Return all lines where the word "icon" can be found.
───── INPUT MATERIAL ─────
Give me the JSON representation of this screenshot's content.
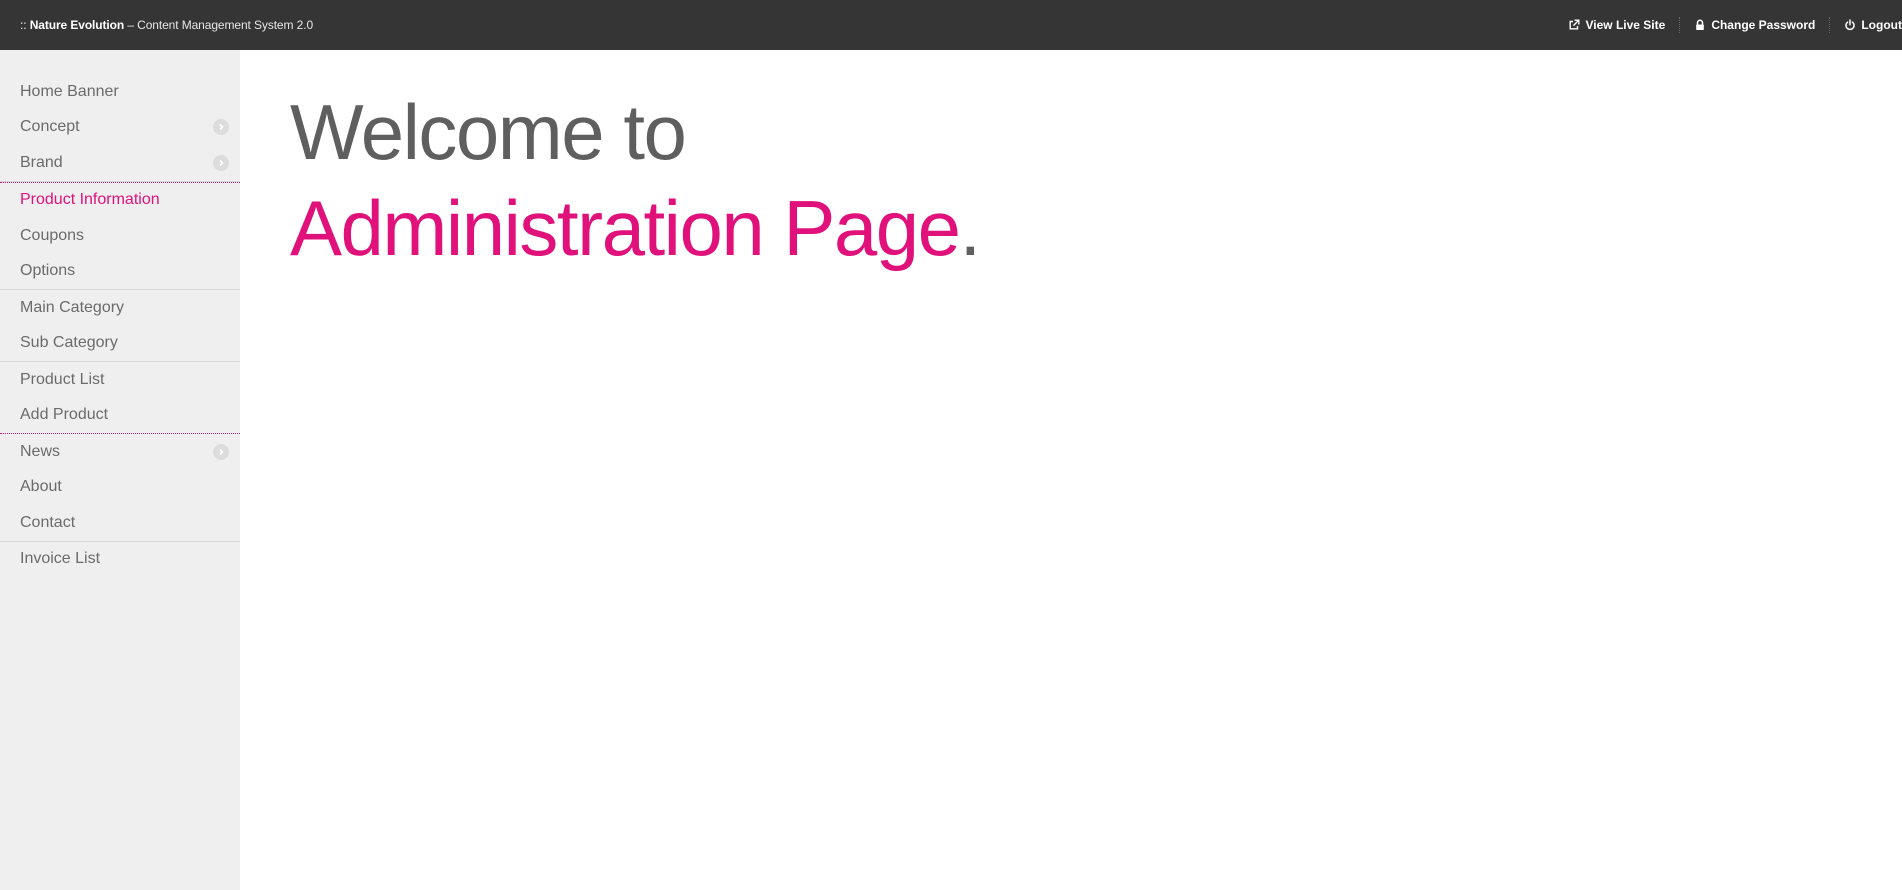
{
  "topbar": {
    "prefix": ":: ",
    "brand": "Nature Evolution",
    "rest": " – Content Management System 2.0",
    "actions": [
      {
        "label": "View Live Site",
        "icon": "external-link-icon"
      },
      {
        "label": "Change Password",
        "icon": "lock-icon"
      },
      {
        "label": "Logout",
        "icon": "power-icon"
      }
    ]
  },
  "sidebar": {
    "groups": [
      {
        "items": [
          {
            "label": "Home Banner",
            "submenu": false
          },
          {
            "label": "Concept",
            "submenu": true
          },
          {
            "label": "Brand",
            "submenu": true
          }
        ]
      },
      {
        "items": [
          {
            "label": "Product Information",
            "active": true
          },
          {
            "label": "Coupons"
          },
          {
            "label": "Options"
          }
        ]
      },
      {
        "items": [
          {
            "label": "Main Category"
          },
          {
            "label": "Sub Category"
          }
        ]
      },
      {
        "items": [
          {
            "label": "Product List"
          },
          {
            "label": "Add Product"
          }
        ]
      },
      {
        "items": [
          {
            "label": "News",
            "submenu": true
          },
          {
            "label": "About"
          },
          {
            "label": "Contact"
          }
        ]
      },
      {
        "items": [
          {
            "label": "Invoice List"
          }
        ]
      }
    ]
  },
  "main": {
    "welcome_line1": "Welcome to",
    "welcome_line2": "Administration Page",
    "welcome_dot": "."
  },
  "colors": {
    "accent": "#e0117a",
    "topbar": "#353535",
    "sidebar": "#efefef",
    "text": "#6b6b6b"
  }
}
─────
*EXPECTED ANSWER*
        "icon": "external-link-icon"
        "icon": "lock-icon"
        "icon": "power-icon"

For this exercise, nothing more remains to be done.